## [GIVEN PROBLEM]
Without altering anything, repeat each of the records.

Records:
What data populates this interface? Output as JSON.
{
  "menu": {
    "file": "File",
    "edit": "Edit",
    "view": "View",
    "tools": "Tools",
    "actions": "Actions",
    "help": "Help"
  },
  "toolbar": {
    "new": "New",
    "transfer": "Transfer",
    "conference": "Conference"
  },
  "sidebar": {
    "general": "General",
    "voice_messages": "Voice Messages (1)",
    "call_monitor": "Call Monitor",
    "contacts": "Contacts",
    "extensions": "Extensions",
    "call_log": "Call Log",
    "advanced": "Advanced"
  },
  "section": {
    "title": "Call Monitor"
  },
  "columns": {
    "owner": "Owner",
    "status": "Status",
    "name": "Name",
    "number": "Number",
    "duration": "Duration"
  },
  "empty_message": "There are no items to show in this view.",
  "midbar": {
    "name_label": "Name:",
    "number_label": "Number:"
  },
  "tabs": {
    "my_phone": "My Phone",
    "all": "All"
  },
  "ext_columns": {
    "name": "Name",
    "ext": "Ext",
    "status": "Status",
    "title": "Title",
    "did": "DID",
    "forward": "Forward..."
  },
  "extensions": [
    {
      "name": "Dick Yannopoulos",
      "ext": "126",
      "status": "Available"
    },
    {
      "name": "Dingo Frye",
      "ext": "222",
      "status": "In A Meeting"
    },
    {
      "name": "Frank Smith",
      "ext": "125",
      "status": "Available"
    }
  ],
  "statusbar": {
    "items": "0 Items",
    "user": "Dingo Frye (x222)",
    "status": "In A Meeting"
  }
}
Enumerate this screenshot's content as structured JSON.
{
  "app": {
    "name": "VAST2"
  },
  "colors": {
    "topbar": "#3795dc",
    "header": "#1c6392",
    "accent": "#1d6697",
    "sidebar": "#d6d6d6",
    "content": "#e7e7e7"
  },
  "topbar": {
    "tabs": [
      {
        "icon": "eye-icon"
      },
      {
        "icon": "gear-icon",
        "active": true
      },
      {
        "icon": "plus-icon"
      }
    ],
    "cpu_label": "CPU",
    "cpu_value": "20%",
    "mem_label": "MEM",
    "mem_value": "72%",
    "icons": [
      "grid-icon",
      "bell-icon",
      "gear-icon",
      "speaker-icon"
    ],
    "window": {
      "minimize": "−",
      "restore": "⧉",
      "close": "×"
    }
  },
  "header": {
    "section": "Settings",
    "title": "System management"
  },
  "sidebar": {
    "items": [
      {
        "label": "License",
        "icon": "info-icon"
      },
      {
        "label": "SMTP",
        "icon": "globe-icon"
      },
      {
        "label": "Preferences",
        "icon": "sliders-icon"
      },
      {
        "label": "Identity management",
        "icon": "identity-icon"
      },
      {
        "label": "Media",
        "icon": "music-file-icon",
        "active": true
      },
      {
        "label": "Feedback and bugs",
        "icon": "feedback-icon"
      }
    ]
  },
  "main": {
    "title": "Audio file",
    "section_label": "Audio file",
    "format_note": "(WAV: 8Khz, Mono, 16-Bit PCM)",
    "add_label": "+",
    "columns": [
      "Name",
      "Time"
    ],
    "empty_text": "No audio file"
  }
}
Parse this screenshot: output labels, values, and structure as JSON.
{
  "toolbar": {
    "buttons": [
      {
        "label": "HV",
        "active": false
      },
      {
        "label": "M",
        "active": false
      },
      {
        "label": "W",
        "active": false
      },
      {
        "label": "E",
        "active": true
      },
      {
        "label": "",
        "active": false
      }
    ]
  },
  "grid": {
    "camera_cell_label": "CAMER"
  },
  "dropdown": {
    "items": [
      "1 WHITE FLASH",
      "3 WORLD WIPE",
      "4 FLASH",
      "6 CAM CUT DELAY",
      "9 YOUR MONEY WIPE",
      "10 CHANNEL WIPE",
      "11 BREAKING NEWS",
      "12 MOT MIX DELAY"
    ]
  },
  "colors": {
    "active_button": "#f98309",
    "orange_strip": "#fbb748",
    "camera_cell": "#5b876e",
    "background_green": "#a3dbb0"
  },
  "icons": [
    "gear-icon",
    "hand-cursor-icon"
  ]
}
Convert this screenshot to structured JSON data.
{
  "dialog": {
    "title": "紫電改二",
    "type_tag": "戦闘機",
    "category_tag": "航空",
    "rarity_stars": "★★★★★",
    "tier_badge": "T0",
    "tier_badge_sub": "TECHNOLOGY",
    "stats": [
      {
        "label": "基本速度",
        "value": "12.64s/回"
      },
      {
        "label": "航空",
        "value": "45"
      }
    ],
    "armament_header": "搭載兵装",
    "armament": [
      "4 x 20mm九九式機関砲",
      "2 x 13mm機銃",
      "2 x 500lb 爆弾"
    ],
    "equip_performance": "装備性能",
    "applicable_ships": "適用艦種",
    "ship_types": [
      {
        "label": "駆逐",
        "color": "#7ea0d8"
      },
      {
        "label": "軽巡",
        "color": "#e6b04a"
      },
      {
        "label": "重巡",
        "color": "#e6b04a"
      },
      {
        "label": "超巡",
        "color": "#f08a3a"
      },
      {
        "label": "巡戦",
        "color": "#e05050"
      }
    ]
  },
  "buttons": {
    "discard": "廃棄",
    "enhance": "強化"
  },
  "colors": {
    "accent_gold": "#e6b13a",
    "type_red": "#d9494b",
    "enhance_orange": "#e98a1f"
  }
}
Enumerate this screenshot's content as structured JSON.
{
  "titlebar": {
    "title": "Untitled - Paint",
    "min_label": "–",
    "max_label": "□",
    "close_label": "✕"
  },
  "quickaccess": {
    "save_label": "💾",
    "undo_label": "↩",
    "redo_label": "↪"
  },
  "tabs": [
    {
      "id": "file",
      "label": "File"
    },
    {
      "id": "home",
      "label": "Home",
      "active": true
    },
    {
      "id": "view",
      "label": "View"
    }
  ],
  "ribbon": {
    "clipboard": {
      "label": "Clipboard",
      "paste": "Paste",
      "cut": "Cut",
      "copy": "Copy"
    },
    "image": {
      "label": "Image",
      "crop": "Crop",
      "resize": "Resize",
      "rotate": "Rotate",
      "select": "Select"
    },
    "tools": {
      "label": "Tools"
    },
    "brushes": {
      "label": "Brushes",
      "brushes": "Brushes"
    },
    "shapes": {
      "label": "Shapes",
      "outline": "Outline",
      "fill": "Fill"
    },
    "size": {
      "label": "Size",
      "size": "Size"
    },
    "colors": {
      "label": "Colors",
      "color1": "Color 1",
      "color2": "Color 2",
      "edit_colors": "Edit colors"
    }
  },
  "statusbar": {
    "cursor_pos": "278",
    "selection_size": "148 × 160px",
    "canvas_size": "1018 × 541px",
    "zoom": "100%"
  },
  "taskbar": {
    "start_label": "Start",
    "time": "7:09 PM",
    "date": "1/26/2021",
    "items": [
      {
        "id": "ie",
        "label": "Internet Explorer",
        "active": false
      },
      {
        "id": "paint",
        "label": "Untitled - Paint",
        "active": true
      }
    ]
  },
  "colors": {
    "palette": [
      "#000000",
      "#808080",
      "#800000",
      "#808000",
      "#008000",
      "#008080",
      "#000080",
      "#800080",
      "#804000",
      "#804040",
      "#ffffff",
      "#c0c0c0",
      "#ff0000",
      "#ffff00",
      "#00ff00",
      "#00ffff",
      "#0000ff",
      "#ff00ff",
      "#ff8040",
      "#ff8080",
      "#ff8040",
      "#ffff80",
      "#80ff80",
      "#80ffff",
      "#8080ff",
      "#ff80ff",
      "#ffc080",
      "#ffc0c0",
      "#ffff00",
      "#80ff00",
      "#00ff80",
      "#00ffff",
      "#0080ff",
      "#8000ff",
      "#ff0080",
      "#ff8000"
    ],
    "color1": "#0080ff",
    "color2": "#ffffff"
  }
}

## [IN RESPONSE]
What data populates this interface? Output as JSON.
{
  "menu": {
    "file": "File",
    "edit": "Edit",
    "view": "View",
    "tools": "Tools",
    "actions": "Actions",
    "help": "Help"
  },
  "toolbar": {
    "new": "New",
    "transfer": "Transfer",
    "conference": "Conference"
  },
  "sidebar": {
    "general": "General",
    "voice_messages": "Voice Messages (1)",
    "call_monitor": "Call Monitor",
    "contacts": "Contacts",
    "extensions": "Extensions",
    "call_log": "Call Log",
    "advanced": "Advanced"
  },
  "section": {
    "title": "Call Monitor"
  },
  "columns": {
    "owner": "Owner",
    "status": "Status",
    "name": "Name",
    "number": "Number",
    "duration": "Duration"
  },
  "empty_message": "There are no items to show in this view.",
  "midbar": {
    "name_label": "Name:",
    "number_label": "Number:"
  },
  "tabs": {
    "my_phone": "My Phone",
    "all": "All"
  },
  "ext_columns": {
    "name": "Name",
    "ext": "Ext",
    "status": "Status",
    "title": "Title",
    "did": "DID",
    "forward": "Forward..."
  },
  "extensions": [
    {
      "name": "Dick Yannopoulos",
      "ext": "126",
      "status": "Available"
    },
    {
      "name": "Dingo Frye",
      "ext": "222",
      "status": "In A Meeting"
    },
    {
      "name": "Frank Smith",
      "ext": "125",
      "status": "Available"
    }
  ],
  "statusbar": {
    "items": "0 Items",
    "user": "Dingo Frye (x222)",
    "status": "In A Meeting"
  }
}
Enumerate this screenshot's content as structured JSON.
{
  "app": {
    "name": "VAST2"
  },
  "colors": {
    "topbar": "#3795dc",
    "header": "#1c6392",
    "accent": "#1d6697",
    "sidebar": "#d6d6d6",
    "content": "#e7e7e7"
  },
  "topbar": {
    "tabs": [
      {
        "icon": "eye-icon"
      },
      {
        "icon": "gear-icon",
        "active": true
      },
      {
        "icon": "plus-icon"
      }
    ],
    "cpu_label": "CPU",
    "cpu_value": "20%",
    "mem_label": "MEM",
    "mem_value": "72%",
    "icons": [
      "grid-icon",
      "bell-icon",
      "gear-icon",
      "speaker-icon"
    ],
    "window": {
      "minimize": "−",
      "restore": "⧉",
      "close": "×"
    }
  },
  "header": {
    "section": "Settings",
    "title": "System management"
  },
  "sidebar": {
    "items": [
      {
        "label": "License",
        "icon": "info-icon"
      },
      {
        "label": "SMTP",
        "icon": "globe-icon"
      },
      {
        "label": "Preferences",
        "icon": "sliders-icon"
      },
      {
        "label": "Identity management",
        "icon": "identity-icon"
      },
      {
        "label": "Media",
        "icon": "music-file-icon",
        "active": true
      },
      {
        "label": "Feedback and bugs",
        "icon": "feedback-icon"
      }
    ]
  },
  "main": {
    "title": "Audio file",
    "section_label": "Audio file",
    "format_note": "(WAV: 8Khz, Mono, 16-Bit PCM)",
    "add_label": "+",
    "columns": [
      "Name",
      "Time"
    ],
    "empty_text": "No audio file"
  }
}
Parse this screenshot: output labels, values, and structure as JSON.
{
  "toolbar": {
    "buttons": [
      {
        "label": "HV",
        "active": false
      },
      {
        "label": "M",
        "active": false
      },
      {
        "label": "W",
        "active": false
      },
      {
        "label": "E",
        "active": true
      },
      {
        "label": "",
        "active": false
      }
    ]
  },
  "grid": {
    "camera_cell_label": "CAMER"
  },
  "dropdown": {
    "items": [
      "1 WHITE FLASH",
      "3 WORLD WIPE",
      "4 FLASH",
      "6 CAM CUT DELAY",
      "9 YOUR MONEY WIPE",
      "10 CHANNEL WIPE",
      "11 BREAKING NEWS",
      "12 MOT MIX DELAY"
    ]
  },
  "colors": {
    "active_button": "#f98309",
    "orange_strip": "#fbb748",
    "camera_cell": "#5b876e",
    "background_green": "#a3dbb0"
  },
  "icons": [
    "gear-icon",
    "hand-cursor-icon"
  ]
}
Convert this screenshot to structured JSON data.
{
  "dialog": {
    "title": "紫電改二",
    "type_tag": "戦闘機",
    "category_tag": "航空",
    "rarity_stars": "★★★★★",
    "tier_badge": "T0",
    "tier_badge_sub": "TECHNOLOGY",
    "stats": [
      {
        "label": "基本速度",
        "value": "12.64s/回"
      },
      {
        "label": "航空",
        "value": "45"
      }
    ],
    "armament_header": "搭載兵装",
    "armament": [
      "4 x 20mm九九式機関砲",
      "2 x 13mm機銃",
      "2 x 500lb 爆弾"
    ],
    "equip_performance": "装備性能",
    "applicable_ships": "適用艦種",
    "ship_types": [
      {
        "label": "駆逐",
        "color": "#7ea0d8"
      },
      {
        "label": "軽巡",
        "color": "#e6b04a"
      },
      {
        "label": "重巡",
        "color": "#e6b04a"
      },
      {
        "label": "超巡",
        "color": "#f08a3a"
      },
      {
        "label": "巡戦",
        "color": "#e05050"
      }
    ]
  },
  "buttons": {
    "discard": "廃棄",
    "enhance": "強化"
  },
  "colors": {
    "accent_gold": "#e6b13a",
    "type_red": "#d9494b",
    "enhance_orange": "#e98a1f"
  }
}
Enumerate this screenshot's content as structured JSON.
{
  "titlebar": {
    "title": "Untitled - Paint",
    "min_label": "–",
    "max_label": "□",
    "close_label": "✕"
  },
  "quickaccess": {
    "save_label": "💾",
    "undo_label": "↩",
    "redo_label": "↪"
  },
  "tabs": [
    {
      "id": "file",
      "label": "File"
    },
    {
      "id": "home",
      "label": "Home",
      "active": true
    },
    {
      "id": "view",
      "label": "View"
    }
  ],
  "ribbon": {
    "clipboard": {
      "label": "Clipboard",
      "paste": "Paste",
      "cut": "Cut",
      "copy": "Copy"
    },
    "image": {
      "label": "Image",
      "crop": "Crop",
      "resize": "Resize",
      "rotate": "Rotate",
      "select": "Select"
    },
    "tools": {
      "label": "Tools"
    },
    "brushes": {
      "label": "Brushes",
      "brushes": "Brushes"
    },
    "shapes": {
      "label": "Shapes",
      "outline": "Outline",
      "fill": "Fill"
    },
    "size": {
      "label": "Size",
      "size": "Size"
    },
    "colors": {
      "label": "Colors",
      "color1": "Color 1",
      "color2": "Color 2",
      "edit_colors": "Edit colors"
    }
  },
  "statusbar": {
    "cursor_pos": "278",
    "selection_size": "148 × 160px",
    "canvas_size": "1018 × 541px",
    "zoom": "100%"
  },
  "taskbar": {
    "start_label": "Start",
    "time": "7:09 PM",
    "date": "1/26/2021",
    "items": [
      {
        "id": "ie",
        "label": "Internet Explorer",
        "active": false
      },
      {
        "id": "paint",
        "label": "Untitled - Paint",
        "active": true
      }
    ]
  },
  "colors": {
    "palette": [
      "#000000",
      "#808080",
      "#800000",
      "#808000",
      "#008000",
      "#008080",
      "#000080",
      "#800080",
      "#804000",
      "#804040",
      "#ffffff",
      "#c0c0c0",
      "#ff0000",
      "#ffff00",
      "#00ff00",
      "#00ffff",
      "#0000ff",
      "#ff00ff",
      "#ff8040",
      "#ff8080",
      "#ff8040",
      "#ffff80",
      "#80ff80",
      "#80ffff",
      "#8080ff",
      "#ff80ff",
      "#ffc080",
      "#ffc0c0",
      "#ffff00",
      "#80ff00",
      "#00ff80",
      "#00ffff",
      "#0080ff",
      "#8000ff",
      "#ff0080",
      "#ff8000"
    ],
    "color1": "#0080ff",
    "color2": "#ffffff"
  }
}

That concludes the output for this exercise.